(TASK MATERIAL)
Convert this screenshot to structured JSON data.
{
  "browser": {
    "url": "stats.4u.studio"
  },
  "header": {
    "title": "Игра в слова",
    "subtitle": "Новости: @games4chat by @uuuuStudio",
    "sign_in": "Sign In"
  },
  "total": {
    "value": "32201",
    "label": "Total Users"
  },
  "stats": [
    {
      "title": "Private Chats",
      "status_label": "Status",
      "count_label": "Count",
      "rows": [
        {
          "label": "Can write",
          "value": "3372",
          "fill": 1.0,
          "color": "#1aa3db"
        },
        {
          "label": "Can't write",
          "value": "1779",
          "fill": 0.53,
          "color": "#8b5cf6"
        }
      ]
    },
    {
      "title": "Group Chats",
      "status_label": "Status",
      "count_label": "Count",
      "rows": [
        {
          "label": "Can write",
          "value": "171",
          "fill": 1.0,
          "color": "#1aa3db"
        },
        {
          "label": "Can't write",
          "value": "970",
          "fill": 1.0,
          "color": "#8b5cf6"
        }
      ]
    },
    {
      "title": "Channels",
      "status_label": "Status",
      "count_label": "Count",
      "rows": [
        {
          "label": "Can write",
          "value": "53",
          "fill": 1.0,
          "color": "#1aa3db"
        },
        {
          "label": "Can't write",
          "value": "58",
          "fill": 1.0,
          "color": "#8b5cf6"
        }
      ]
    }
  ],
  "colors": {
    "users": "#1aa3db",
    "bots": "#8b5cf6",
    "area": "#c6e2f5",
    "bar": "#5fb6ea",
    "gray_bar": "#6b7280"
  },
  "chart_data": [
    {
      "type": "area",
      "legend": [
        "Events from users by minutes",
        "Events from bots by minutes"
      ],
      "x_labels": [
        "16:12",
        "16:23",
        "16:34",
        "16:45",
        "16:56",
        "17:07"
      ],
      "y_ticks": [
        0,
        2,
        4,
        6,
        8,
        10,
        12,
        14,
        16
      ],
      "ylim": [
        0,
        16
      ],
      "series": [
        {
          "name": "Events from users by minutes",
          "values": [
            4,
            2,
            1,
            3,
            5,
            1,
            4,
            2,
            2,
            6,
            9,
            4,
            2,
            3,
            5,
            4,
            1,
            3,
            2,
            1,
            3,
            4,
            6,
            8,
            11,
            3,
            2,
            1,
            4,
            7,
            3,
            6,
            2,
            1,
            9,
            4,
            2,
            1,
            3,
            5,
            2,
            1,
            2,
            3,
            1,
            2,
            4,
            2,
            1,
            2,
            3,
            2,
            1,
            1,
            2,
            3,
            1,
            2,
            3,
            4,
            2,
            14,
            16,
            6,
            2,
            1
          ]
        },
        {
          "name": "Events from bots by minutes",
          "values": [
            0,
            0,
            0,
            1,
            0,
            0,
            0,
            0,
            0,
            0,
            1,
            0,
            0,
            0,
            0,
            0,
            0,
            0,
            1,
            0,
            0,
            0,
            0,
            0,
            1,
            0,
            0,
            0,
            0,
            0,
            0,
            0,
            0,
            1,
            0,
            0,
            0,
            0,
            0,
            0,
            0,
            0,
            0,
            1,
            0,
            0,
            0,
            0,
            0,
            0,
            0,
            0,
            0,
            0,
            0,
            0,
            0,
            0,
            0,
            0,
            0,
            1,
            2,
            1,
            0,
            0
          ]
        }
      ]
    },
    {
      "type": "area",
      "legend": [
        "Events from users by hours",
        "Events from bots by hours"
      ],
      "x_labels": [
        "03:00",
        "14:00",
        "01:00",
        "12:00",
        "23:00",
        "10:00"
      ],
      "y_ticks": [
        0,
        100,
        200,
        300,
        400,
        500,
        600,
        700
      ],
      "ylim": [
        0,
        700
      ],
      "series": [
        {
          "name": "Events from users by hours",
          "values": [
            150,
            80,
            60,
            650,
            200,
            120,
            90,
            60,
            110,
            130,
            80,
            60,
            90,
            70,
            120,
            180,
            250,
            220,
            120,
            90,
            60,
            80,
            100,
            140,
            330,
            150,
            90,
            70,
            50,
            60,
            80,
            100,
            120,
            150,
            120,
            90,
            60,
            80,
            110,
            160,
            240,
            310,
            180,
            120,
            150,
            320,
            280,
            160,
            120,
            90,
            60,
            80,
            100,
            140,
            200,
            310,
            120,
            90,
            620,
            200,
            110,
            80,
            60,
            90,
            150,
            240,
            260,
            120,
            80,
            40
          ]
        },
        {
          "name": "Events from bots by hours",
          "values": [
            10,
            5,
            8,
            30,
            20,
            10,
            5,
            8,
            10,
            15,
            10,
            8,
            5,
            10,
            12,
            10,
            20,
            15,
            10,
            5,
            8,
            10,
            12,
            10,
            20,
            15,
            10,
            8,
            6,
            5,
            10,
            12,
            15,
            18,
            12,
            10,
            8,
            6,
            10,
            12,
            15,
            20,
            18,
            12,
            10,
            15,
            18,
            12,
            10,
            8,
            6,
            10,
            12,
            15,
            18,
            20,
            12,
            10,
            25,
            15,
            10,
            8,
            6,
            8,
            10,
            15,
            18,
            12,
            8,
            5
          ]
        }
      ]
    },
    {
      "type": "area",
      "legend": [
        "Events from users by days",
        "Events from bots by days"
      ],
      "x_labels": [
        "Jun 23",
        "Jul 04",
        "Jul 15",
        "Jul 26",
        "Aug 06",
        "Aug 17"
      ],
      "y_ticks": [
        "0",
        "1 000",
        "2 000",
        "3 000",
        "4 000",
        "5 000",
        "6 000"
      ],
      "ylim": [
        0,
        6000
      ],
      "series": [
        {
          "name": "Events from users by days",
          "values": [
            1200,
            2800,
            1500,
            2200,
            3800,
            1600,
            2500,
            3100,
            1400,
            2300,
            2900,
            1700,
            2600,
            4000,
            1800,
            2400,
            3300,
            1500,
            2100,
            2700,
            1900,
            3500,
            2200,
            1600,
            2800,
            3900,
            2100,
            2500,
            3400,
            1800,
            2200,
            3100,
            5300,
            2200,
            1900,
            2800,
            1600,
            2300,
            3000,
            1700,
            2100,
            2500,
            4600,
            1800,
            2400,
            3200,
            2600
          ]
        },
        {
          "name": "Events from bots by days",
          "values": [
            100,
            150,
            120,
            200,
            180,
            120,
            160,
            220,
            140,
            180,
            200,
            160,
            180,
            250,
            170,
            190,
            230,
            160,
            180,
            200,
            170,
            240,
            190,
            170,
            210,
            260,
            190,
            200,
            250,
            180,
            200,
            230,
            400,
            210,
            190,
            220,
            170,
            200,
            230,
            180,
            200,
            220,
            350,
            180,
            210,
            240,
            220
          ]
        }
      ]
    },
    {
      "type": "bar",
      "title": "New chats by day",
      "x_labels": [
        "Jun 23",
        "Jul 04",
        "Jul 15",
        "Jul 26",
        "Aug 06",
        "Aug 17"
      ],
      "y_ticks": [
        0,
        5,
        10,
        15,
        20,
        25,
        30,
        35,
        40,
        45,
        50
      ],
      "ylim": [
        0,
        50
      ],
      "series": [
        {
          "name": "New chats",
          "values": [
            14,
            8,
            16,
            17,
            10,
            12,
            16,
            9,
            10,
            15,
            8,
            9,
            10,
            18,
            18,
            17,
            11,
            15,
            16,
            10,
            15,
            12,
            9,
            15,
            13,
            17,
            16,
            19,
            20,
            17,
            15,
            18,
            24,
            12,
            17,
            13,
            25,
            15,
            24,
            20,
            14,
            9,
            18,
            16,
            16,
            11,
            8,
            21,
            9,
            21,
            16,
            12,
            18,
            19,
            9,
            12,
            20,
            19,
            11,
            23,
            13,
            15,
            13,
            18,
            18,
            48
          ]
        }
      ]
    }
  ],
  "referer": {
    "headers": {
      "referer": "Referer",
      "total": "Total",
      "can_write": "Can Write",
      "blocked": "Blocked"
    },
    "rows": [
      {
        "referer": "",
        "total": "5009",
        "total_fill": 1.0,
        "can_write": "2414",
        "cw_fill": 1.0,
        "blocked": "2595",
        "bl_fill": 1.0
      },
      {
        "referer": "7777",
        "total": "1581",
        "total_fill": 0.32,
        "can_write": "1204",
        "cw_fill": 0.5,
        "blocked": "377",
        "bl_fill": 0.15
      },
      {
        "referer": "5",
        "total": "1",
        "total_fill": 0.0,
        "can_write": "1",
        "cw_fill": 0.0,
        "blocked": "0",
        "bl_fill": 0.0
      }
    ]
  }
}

(EXERCISE) Take every line containing the word "name" and copy it.

(RESULT OF THIS EXERCISE)
          "name": "Events from users by minutes",
          "name": "Events from bots by minutes",
          "name": "Events from users by hours",
          "name": "Events from bots by hours",
          "name": "Events from users by days",
          "name": "Events from bots by days",
          "name": "New chats",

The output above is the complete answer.